WHAT TO WORK ON: Find the string "ylabel" and gather every line that holds it.

WORKING DATA:
## BEGIN

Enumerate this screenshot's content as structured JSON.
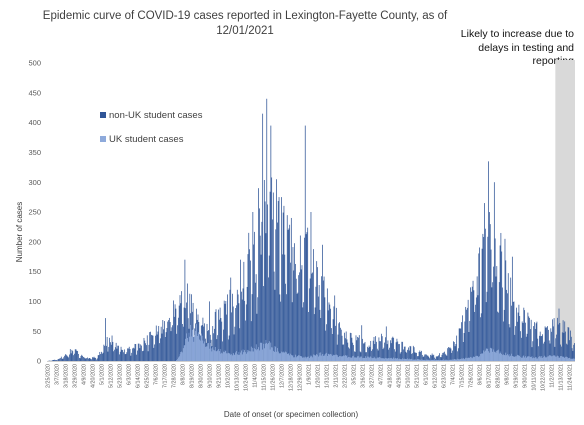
{
  "chart_data": {
    "type": "bar",
    "stacked": true,
    "title": "Epidemic curve of COVID-19 cases reported in Lexington-Fayette County, as of 12/01/2021",
    "annotation": "Likely to increase due to delays in testing and reporting",
    "xlabel": "Date of onset (or specimen collection)",
    "ylabel": "Number of cases",
    "ylim": [
      0,
      500
    ],
    "yticks": [
      0,
      50,
      100,
      150,
      200,
      250,
      300,
      350,
      400,
      450,
      500
    ],
    "grid": false,
    "legend_position": "upper-left",
    "shaded_region": {
      "from": "11/7/2021",
      "to": "11/30/2021"
    },
    "x_start": "2/25/2020",
    "x_end": "11/30/2021",
    "tick_labels": [
      "2/25/2020",
      "3/7/2020",
      "3/18/2020",
      "3/29/2020",
      "4/9/2020",
      "4/20/2020",
      "5/1/2020",
      "5/12/2020",
      "5/23/2020",
      "6/3/2020",
      "6/14/2020",
      "6/25/2020",
      "7/6/2020",
      "7/17/2020",
      "7/28/2020",
      "8/8/2020",
      "8/19/2020",
      "8/30/2020",
      "9/10/2020",
      "9/21/2020",
      "10/2/2020",
      "10/13/2020",
      "10/24/2020",
      "11/4/2020",
      "11/15/2020",
      "11/26/2020",
      "12/7/2020",
      "12/18/2020",
      "12/29/2020",
      "1/9/2021",
      "1/20/2021",
      "1/31/2021",
      "2/11/2021",
      "2/22/2021",
      "3/5/2021",
      "3/16/2021",
      "3/27/2021",
      "4/7/2021",
      "4/18/2021",
      "4/29/2021",
      "5/10/2021",
      "5/21/2021",
      "6/1/2021",
      "6/12/2021",
      "6/23/2021",
      "7/4/2021",
      "7/15/2021",
      "7/26/2021",
      "8/6/2021",
      "8/17/2021",
      "8/28/2021",
      "9/8/2021",
      "9/19/2021",
      "9/30/2021",
      "10/11/2021",
      "10/22/2021",
      "11/2/2021",
      "11/13/2021",
      "11/24/2021"
    ],
    "series": [
      {
        "name": "non-UK student cases",
        "color": "#2f5597",
        "points": [
          [
            "2/25/2020",
            0
          ],
          [
            "3/10/2020",
            3
          ],
          [
            "3/20/2020",
            12
          ],
          [
            "3/28/2020",
            20
          ],
          [
            "4/5/2020",
            9
          ],
          [
            "4/15/2020",
            5
          ],
          [
            "4/25/2020",
            6
          ],
          [
            "5/3/2020",
            20
          ],
          [
            "5/10/2020",
            40
          ],
          [
            "5/20/2020",
            24
          ],
          [
            "6/1/2020",
            18
          ],
          [
            "6/14/2020",
            25
          ],
          [
            "6/28/2020",
            40
          ],
          [
            "7/10/2020",
            55
          ],
          [
            "7/22/2020",
            75
          ],
          [
            "8/1/2020",
            90
          ],
          [
            "8/8/2020",
            95
          ],
          [
            "8/14/2020",
            110
          ],
          [
            "8/20/2020",
            92
          ],
          [
            "8/26/2020",
            70
          ],
          [
            "9/3/2020",
            55
          ],
          [
            "9/12/2020",
            60
          ],
          [
            "9/22/2020",
            75
          ],
          [
            "10/2/2020",
            88
          ],
          [
            "10/12/2020",
            108
          ],
          [
            "10/22/2020",
            135
          ],
          [
            "10/31/2020",
            160
          ],
          [
            "11/6/2020",
            185
          ],
          [
            "11/12/2020",
            225
          ],
          [
            "11/17/2020",
            260
          ],
          [
            "11/22/2020",
            265
          ],
          [
            "11/27/2020",
            240
          ],
          [
            "12/3/2020",
            255
          ],
          [
            "12/9/2020",
            230
          ],
          [
            "12/15/2020",
            205
          ],
          [
            "12/21/2020",
            180
          ],
          [
            "12/27/2020",
            170
          ],
          [
            "1/3/2021",
            200
          ],
          [
            "1/9/2021",
            185
          ],
          [
            "1/16/2021",
            155
          ],
          [
            "1/24/2021",
            125
          ],
          [
            "2/1/2021",
            100
          ],
          [
            "2/8/2021",
            78
          ],
          [
            "2/16/2021",
            62
          ],
          [
            "2/24/2021",
            45
          ],
          [
            "3/4/2021",
            36
          ],
          [
            "3/12/2021",
            35
          ],
          [
            "3/22/2021",
            30
          ],
          [
            "4/2/2021",
            34
          ],
          [
            "4/12/2021",
            38
          ],
          [
            "4/22/2021",
            33
          ],
          [
            "5/2/2021",
            28
          ],
          [
            "5/12/2021",
            24
          ],
          [
            "5/22/2021",
            16
          ],
          [
            "6/1/2021",
            12
          ],
          [
            "6/12/2021",
            9
          ],
          [
            "6/22/2021",
            12
          ],
          [
            "7/2/2021",
            22
          ],
          [
            "7/12/2021",
            45
          ],
          [
            "7/22/2021",
            85
          ],
          [
            "7/31/2021",
            130
          ],
          [
            "8/8/2021",
            165
          ],
          [
            "8/14/2021",
            195
          ],
          [
            "8/20/2021",
            215
          ],
          [
            "8/26/2021",
            190
          ],
          [
            "9/2/2021",
            170
          ],
          [
            "9/9/2021",
            130
          ],
          [
            "9/16/2021",
            100
          ],
          [
            "9/23/2021",
            82
          ],
          [
            "10/1/2021",
            68
          ],
          [
            "10/10/2021",
            57
          ],
          [
            "10/20/2021",
            52
          ],
          [
            "10/30/2021",
            52
          ],
          [
            "11/8/2021",
            60
          ],
          [
            "11/16/2021",
            55
          ],
          [
            "11/23/2021",
            48
          ],
          [
            "11/30/2021",
            30
          ]
        ],
        "peaks": [
          [
            "5/6/2020",
            72
          ],
          [
            "8/11/2020",
            170
          ],
          [
            "9/10/2020",
            100
          ],
          [
            "10/6/2020",
            140
          ],
          [
            "10/18/2020",
            170
          ],
          [
            "10/28/2020",
            215
          ],
          [
            "11/2/2020",
            250
          ],
          [
            "11/9/2020",
            290
          ],
          [
            "11/14/2020",
            415
          ],
          [
            "11/19/2020",
            440
          ],
          [
            "11/24/2020",
            395
          ],
          [
            "12/1/2020",
            305
          ],
          [
            "12/7/2020",
            275
          ],
          [
            "12/19/2020",
            240
          ],
          [
            "1/5/2021",
            395
          ],
          [
            "1/12/2021",
            250
          ],
          [
            "1/26/2021",
            195
          ],
          [
            "2/10/2021",
            110
          ],
          [
            "3/15/2021",
            60
          ],
          [
            "4/14/2021",
            58
          ],
          [
            "8/12/2021",
            265
          ],
          [
            "8/17/2021",
            335
          ],
          [
            "8/24/2021",
            300
          ],
          [
            "9/6/2021",
            205
          ],
          [
            "9/15/2021",
            175
          ],
          [
            "11/11/2021",
            88
          ]
        ]
      },
      {
        "name": "UK student cases",
        "color": "#8eaadb",
        "points": [
          [
            "2/25/2020",
            0
          ],
          [
            "7/31/2020",
            0
          ],
          [
            "8/5/2020",
            10
          ],
          [
            "8/12/2020",
            35
          ],
          [
            "8/18/2020",
            48
          ],
          [
            "8/24/2020",
            52
          ],
          [
            "8/30/2020",
            45
          ],
          [
            "9/6/2020",
            30
          ],
          [
            "9/14/2020",
            20
          ],
          [
            "9/24/2020",
            15
          ],
          [
            "10/8/2020",
            13
          ],
          [
            "10/20/2020",
            15
          ],
          [
            "11/1/2020",
            19
          ],
          [
            "11/12/2020",
            25
          ],
          [
            "11/20/2020",
            30
          ],
          [
            "11/27/2020",
            22
          ],
          [
            "12/8/2020",
            14
          ],
          [
            "12/20/2020",
            9
          ],
          [
            "1/8/2021",
            6
          ],
          [
            "1/25/2021",
            12
          ],
          [
            "2/8/2021",
            9
          ],
          [
            "3/5/2021",
            7
          ],
          [
            "4/1/2021",
            6
          ],
          [
            "5/1/2021",
            4
          ],
          [
            "6/1/2021",
            2
          ],
          [
            "7/1/2021",
            2
          ],
          [
            "7/25/2021",
            5
          ],
          [
            "8/8/2021",
            10
          ],
          [
            "8/15/2021",
            20
          ],
          [
            "8/22/2021",
            18
          ],
          [
            "9/1/2021",
            14
          ],
          [
            "9/10/2021",
            10
          ],
          [
            "9/25/2021",
            8
          ],
          [
            "10/15/2021",
            6
          ],
          [
            "11/1/2021",
            8
          ],
          [
            "11/15/2021",
            7
          ],
          [
            "11/30/2021",
            3
          ]
        ]
      }
    ]
  }
}
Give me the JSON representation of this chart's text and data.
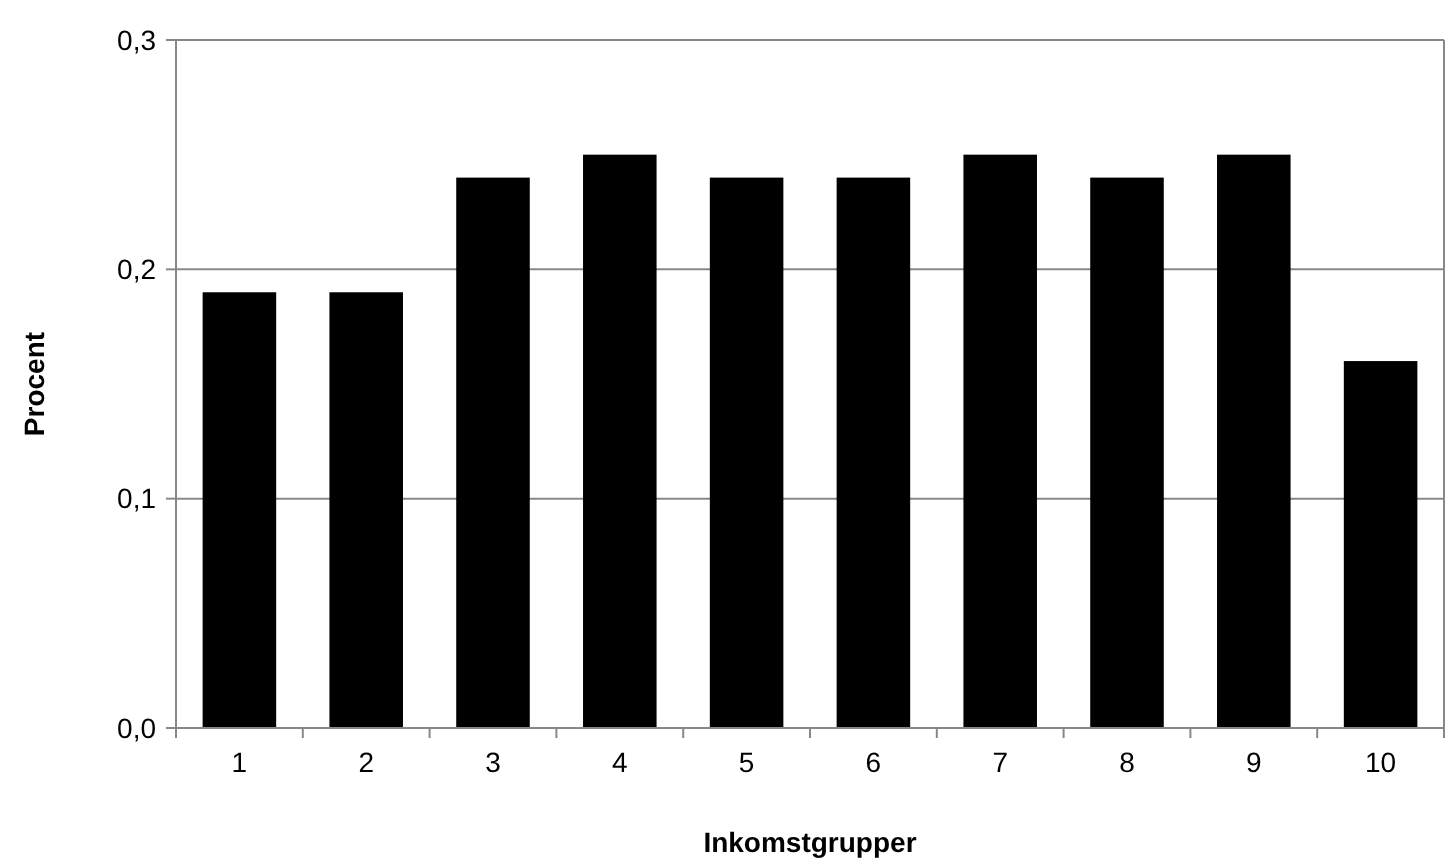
{
  "chart_data": {
    "type": "bar",
    "xlabel": "Inkomstgrupper",
    "ylabel": "Procent",
    "categories": [
      "1",
      "2",
      "3",
      "4",
      "5",
      "6",
      "7",
      "8",
      "9",
      "10"
    ],
    "values": [
      0.19,
      0.19,
      0.24,
      0.25,
      0.24,
      0.24,
      0.25,
      0.24,
      0.25,
      0.16
    ],
    "color": "#000000",
    "ylim": [
      0,
      0.3
    ],
    "yticks": [
      {
        "value": 0,
        "label": "0,0"
      },
      {
        "value": 0.1,
        "label": "0,1"
      },
      {
        "value": 0.2,
        "label": "0,2"
      },
      {
        "value": 0.3,
        "label": "0,3"
      }
    ],
    "grid": "y"
  }
}
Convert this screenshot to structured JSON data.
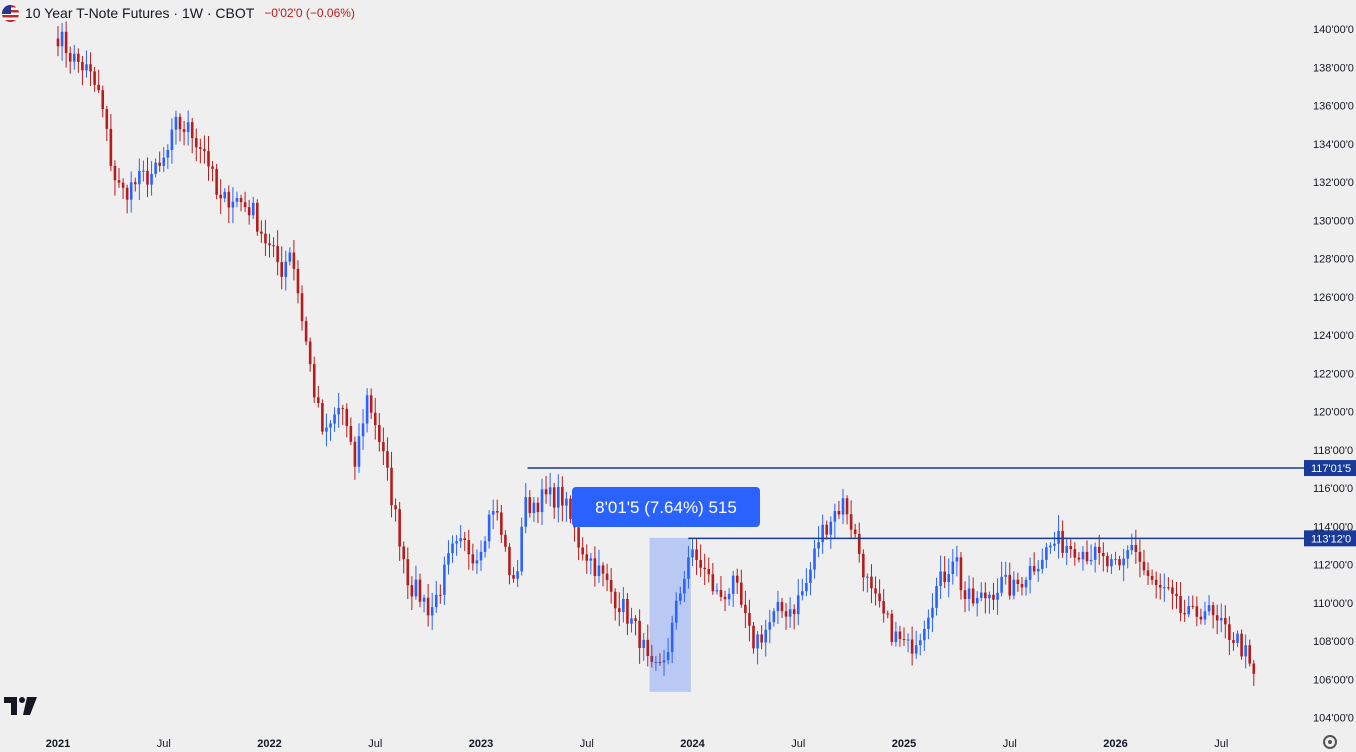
{
  "header": {
    "title": "10 Year T-Note Futures · 1W · CBOT",
    "change": "−0'02'0 (−0.06%)",
    "flag_icon": "us-flag-icon"
  },
  "colors": {
    "up": "#2962ff",
    "down": "#b71c1c",
    "background": "#efefef",
    "level_line": "#1a3a9a",
    "measure": "#2962ff"
  },
  "chart_data": {
    "type": "candlestick",
    "interval": "1W",
    "x_tick_labels": [
      "2021",
      "Jul",
      "2022",
      "Jul",
      "2023",
      "Jul",
      "2024",
      "Jul",
      "2025",
      "Jul",
      "2026",
      "Jul"
    ],
    "y_tick_labels": [
      "140'00'0",
      "138'00'0",
      "136'00'0",
      "134'00'0",
      "132'00'0",
      "130'00'0",
      "128'00'0",
      "126'00'0",
      "124'00'0",
      "122'00'0",
      "120'00'0",
      "118'00'0",
      "116'00'0",
      "114'00'0",
      "112'00'0",
      "110'00'0",
      "108'00'0",
      "106'00'0",
      "104'00'0"
    ],
    "ylim": [
      104,
      140
    ],
    "horizontal_levels": [
      {
        "label": "117'01'5",
        "value": 117.05
      },
      {
        "label": "113'12'0",
        "value": 113.375
      }
    ],
    "measurement": {
      "label": "8'01'5 (7.64%) 515",
      "from": 105.35,
      "to": 113.4
    },
    "path": [
      [
        2021.0,
        139.7
      ],
      [
        2021.06,
        138.6
      ],
      [
        2021.14,
        137.8
      ],
      [
        2021.2,
        136.4
      ],
      [
        2021.26,
        132.5
      ],
      [
        2021.3,
        131.4
      ],
      [
        2021.4,
        132.2
      ],
      [
        2021.48,
        132.6
      ],
      [
        2021.52,
        133.6
      ],
      [
        2021.56,
        135.0
      ],
      [
        2021.62,
        134.7
      ],
      [
        2021.7,
        133.6
      ],
      [
        2021.76,
        130.8
      ],
      [
        2021.82,
        131.3
      ],
      [
        2021.92,
        130.5
      ],
      [
        2022.0,
        128.5
      ],
      [
        2022.06,
        127.4
      ],
      [
        2022.1,
        128.7
      ],
      [
        2022.16,
        124.5
      ],
      [
        2022.22,
        120.5
      ],
      [
        2022.26,
        118.5
      ],
      [
        2022.34,
        120.5
      ],
      [
        2022.4,
        117.0
      ],
      [
        2022.46,
        120.8
      ],
      [
        2022.5,
        119.5
      ],
      [
        2022.56,
        116.5
      ],
      [
        2022.66,
        111.0
      ],
      [
        2022.72,
        110.3
      ],
      [
        2022.76,
        109.6
      ],
      [
        2022.8,
        110.6
      ],
      [
        2022.86,
        112.6
      ],
      [
        2022.92,
        113.0
      ],
      [
        2022.98,
        112.5
      ],
      [
        2023.06,
        115.2
      ],
      [
        2023.12,
        112.5
      ],
      [
        2023.16,
        110.5
      ],
      [
        2023.2,
        115.0
      ],
      [
        2023.3,
        115.5
      ],
      [
        2023.38,
        115.6
      ],
      [
        2023.46,
        113.2
      ],
      [
        2023.56,
        111.6
      ],
      [
        2023.62,
        110.5
      ],
      [
        2023.68,
        109.6
      ],
      [
        2023.76,
        108.0
      ],
      [
        2023.8,
        106.3
      ],
      [
        2023.84,
        106.4
      ],
      [
        2023.88,
        107.5
      ],
      [
        2023.92,
        109.5
      ],
      [
        2023.98,
        112.5
      ],
      [
        2024.04,
        112.0
      ],
      [
        2024.12,
        110.3
      ],
      [
        2024.2,
        110.9
      ],
      [
        2024.28,
        107.9
      ],
      [
        2024.34,
        108.5
      ],
      [
        2024.4,
        109.5
      ],
      [
        2024.48,
        109.8
      ],
      [
        2024.54,
        111.0
      ],
      [
        2024.6,
        113.5
      ],
      [
        2024.66,
        114.6
      ],
      [
        2024.72,
        115.3
      ],
      [
        2024.78,
        113.0
      ],
      [
        2024.84,
        110.5
      ],
      [
        2024.9,
        109.3
      ],
      [
        2024.96,
        108.2
      ],
      [
        2025.02,
        107.6
      ],
      [
        2025.08,
        108.6
      ],
      [
        2025.14,
        110.5
      ],
      [
        2025.2,
        111.6
      ],
      [
        2025.24,
        112.8
      ],
      [
        2025.28,
        110.3
      ],
      [
        2025.34,
        110.0
      ],
      [
        2025.4,
        110.5
      ],
      [
        2025.46,
        111.0
      ],
      [
        2025.52,
        110.7
      ],
      [
        2025.58,
        111.6
      ],
      [
        2025.66,
        112.6
      ],
      [
        2025.72,
        113.2
      ],
      [
        2025.8,
        113.0
      ],
      [
        2025.88,
        112.6
      ],
      [
        2025.96,
        112.0
      ],
      [
        2026.02,
        111.6
      ],
      [
        2026.08,
        113.3
      ],
      [
        2026.12,
        112.0
      ],
      [
        2026.18,
        110.8
      ],
      [
        2026.24,
        110.5
      ],
      [
        2026.3,
        109.6
      ],
      [
        2026.36,
        109.2
      ],
      [
        2026.42,
        109.8
      ],
      [
        2026.48,
        108.8
      ],
      [
        2026.54,
        108.4
      ],
      [
        2026.58,
        108.0
      ],
      [
        2026.62,
        107.2
      ],
      [
        2026.64,
        106.2
      ],
      [
        2026.66,
        106.1
      ]
    ]
  }
}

## END

THE SOLUTION:
    "ylabel": "Number of cases",
    "ylabel": "Procent",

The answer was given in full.